Exercise brief —
Return each line of the listing below, unchanged, and omit the images.

===== Data to process =====

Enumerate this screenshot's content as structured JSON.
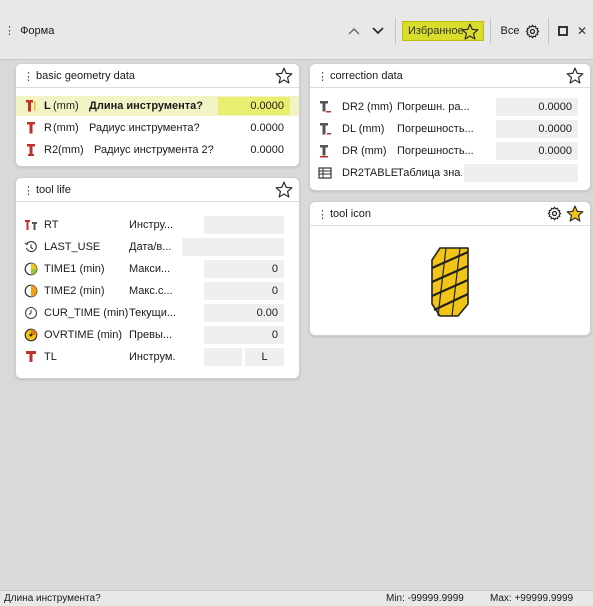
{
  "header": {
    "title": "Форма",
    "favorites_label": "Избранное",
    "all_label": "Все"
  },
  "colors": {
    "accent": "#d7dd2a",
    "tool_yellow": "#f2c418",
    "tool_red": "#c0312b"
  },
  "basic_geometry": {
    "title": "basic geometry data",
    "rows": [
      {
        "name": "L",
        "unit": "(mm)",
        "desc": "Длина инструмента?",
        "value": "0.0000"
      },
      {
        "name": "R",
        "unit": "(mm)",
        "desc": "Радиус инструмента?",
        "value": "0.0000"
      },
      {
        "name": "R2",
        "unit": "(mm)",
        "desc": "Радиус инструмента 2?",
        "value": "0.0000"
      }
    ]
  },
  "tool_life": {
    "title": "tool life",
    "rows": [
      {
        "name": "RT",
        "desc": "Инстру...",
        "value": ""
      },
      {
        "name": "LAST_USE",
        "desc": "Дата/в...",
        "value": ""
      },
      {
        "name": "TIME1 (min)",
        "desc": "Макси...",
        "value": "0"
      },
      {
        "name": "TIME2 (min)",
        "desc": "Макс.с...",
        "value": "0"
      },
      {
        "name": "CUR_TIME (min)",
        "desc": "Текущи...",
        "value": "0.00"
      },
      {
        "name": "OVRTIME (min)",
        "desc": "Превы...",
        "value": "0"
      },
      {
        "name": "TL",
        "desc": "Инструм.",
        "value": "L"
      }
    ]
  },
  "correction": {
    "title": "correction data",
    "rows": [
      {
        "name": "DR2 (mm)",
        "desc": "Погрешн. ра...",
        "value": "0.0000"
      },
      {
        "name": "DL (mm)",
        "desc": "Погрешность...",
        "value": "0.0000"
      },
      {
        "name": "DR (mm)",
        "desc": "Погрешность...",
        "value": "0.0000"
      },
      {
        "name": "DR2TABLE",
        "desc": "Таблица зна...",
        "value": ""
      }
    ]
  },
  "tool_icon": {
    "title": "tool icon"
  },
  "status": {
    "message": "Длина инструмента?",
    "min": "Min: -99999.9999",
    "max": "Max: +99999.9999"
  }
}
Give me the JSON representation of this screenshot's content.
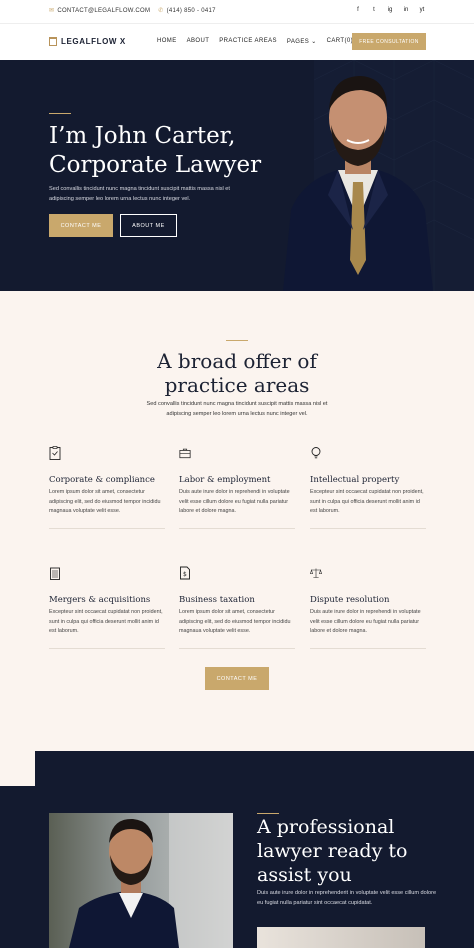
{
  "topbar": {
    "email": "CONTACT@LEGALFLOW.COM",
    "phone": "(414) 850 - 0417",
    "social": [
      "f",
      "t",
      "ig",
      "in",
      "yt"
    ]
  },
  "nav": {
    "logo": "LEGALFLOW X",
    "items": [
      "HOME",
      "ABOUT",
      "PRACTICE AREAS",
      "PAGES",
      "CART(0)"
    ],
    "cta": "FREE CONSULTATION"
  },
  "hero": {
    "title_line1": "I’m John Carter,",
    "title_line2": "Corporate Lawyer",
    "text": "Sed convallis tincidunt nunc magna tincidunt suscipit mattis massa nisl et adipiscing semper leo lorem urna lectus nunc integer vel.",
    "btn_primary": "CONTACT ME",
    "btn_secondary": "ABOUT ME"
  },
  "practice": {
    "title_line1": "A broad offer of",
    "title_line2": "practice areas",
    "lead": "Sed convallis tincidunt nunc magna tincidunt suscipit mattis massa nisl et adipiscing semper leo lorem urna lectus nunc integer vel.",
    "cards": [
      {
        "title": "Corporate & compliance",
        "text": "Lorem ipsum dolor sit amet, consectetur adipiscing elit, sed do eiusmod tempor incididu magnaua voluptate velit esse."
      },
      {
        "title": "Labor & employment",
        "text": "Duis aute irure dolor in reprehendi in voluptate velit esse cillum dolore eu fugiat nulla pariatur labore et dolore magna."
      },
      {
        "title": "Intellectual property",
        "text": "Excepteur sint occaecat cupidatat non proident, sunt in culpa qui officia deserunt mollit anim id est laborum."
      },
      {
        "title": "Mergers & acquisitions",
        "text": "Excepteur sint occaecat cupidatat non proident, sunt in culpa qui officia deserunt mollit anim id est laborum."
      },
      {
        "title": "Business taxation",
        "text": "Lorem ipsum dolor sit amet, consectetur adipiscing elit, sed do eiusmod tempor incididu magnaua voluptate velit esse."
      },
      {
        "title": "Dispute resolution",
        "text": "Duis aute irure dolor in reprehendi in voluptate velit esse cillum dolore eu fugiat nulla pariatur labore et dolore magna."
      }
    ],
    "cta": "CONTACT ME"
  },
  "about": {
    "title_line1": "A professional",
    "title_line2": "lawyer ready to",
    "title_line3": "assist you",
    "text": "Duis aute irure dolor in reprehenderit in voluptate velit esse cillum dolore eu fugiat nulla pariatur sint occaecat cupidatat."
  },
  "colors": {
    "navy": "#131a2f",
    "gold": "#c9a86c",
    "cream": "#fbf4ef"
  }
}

=====

Exercise output —
Enumerate this screenshot's content as structured JSON.
{
  "header": {
    "title": "Форма",
    "favorites_label": "Избранное",
    "all_label": "Все"
  },
  "colors": {
    "accent": "#d7dd2a",
    "tool_yellow": "#f2c418",
    "tool_red": "#c0312b"
  },
  "basic_geometry": {
    "title": "basic geometry data",
    "rows": [
      {
        "name": "L",
        "unit": "(mm)",
        "desc": "Длина инструмента?",
        "value": "0.0000"
      },
      {
        "name": "R",
        "unit": "(mm)",
        "desc": "Радиус инструмента?",
        "value": "0.0000"
      },
      {
        "name": "R2",
        "unit": "(mm)",
        "desc": "Радиус инструмента 2?",
        "value": "0.0000"
      }
    ]
  },
  "tool_life": {
    "title": "tool life",
    "rows": [
      {
        "name": "RT",
        "desc": "Инстру...",
        "value": ""
      },
      {
        "name": "LAST_USE",
        "desc": "Дата/в...",
        "value": ""
      },
      {
        "name": "TIME1 (min)",
        "desc": "Макси...",
        "value": "0"
      },
      {
        "name": "TIME2 (min)",
        "desc": "Макс.с...",
        "value": "0"
      },
      {
        "name": "CUR_TIME (min)",
        "desc": "Текущи...",
        "value": "0.00"
      },
      {
        "name": "OVRTIME (min)",
        "desc": "Превы...",
        "value": "0"
      },
      {
        "name": "TL",
        "desc": "Инструм.",
        "value": "L"
      }
    ]
  },
  "correction": {
    "title": "correction data",
    "rows": [
      {
        "name": "DR2 (mm)",
        "desc": "Погрешн. ра...",
        "value": "0.0000"
      },
      {
        "name": "DL (mm)",
        "desc": "Погрешность...",
        "value": "0.0000"
      },
      {
        "name": "DR (mm)",
        "desc": "Погрешность...",
        "value": "0.0000"
      },
      {
        "name": "DR2TABLE",
        "desc": "Таблица зна...",
        "value": ""
      }
    ]
  },
  "tool_icon": {
    "title": "tool icon"
  },
  "status": {
    "message": "Длина инструмента?",
    "min": "Min: -99999.9999",
    "max": "Max: +99999.9999"
  }
}
Give me the JSON representation of this screenshot's content.
{
  "topbar": {
    "email": "CONTACT@LEGALFLOW.COM",
    "phone": "(414) 850 - 0417",
    "social": [
      "f",
      "t",
      "ig",
      "in",
      "yt"
    ]
  },
  "nav": {
    "logo": "LEGALFLOW X",
    "items": [
      "HOME",
      "ABOUT",
      "PRACTICE AREAS",
      "PAGES",
      "CART(0)"
    ],
    "cta": "FREE CONSULTATION"
  },
  "hero": {
    "title_line1": "I’m John Carter,",
    "title_line2": "Corporate Lawyer",
    "text": "Sed convallis tincidunt nunc magna tincidunt suscipit mattis massa nisl et adipiscing semper leo lorem urna lectus nunc integer vel.",
    "btn_primary": "CONTACT ME",
    "btn_secondary": "ABOUT ME"
  },
  "practice": {
    "title_line1": "A broad offer of",
    "title_line2": "practice areas",
    "lead": "Sed convallis tincidunt nunc magna tincidunt suscipit mattis massa nisl et adipiscing semper leo lorem urna lectus nunc integer vel.",
    "cards": [
      {
        "title": "Corporate & compliance",
        "text": "Lorem ipsum dolor sit amet, consectetur adipiscing elit, sed do eiusmod tempor incididu magnaua voluptate velit esse."
      },
      {
        "title": "Labor & employment",
        "text": "Duis aute irure dolor in reprehendi in voluptate velit esse cillum dolore eu fugiat nulla pariatur labore et dolore magna."
      },
      {
        "title": "Intellectual property",
        "text": "Excepteur sint occaecat cupidatat non proident, sunt in culpa qui officia deserunt mollit anim id est laborum."
      },
      {
        "title": "Mergers & acquisitions",
        "text": "Excepteur sint occaecat cupidatat non proident, sunt in culpa qui officia deserunt mollit anim id est laborum."
      },
      {
        "title": "Business taxation",
        "text": "Lorem ipsum dolor sit amet, consectetur adipiscing elit, sed do eiusmod tempor incididu magnaua voluptate velit esse."
      },
      {
        "title": "Dispute resolution",
        "text": "Duis aute irure dolor in reprehendi in voluptate velit esse cillum dolore eu fugiat nulla pariatur labore et dolore magna."
      }
    ],
    "cta": "CONTACT ME"
  },
  "about": {
    "title_line1": "A professional",
    "title_line2": "lawyer ready to",
    "title_line3": "assist you",
    "text": "Duis aute irure dolor in reprehenderit in voluptate velit esse cillum dolore eu fugiat nulla pariatur sint occaecat cupidatat."
  },
  "colors": {
    "navy": "#131a2f",
    "gold": "#c9a86c",
    "cream": "#fbf4ef"
  }
}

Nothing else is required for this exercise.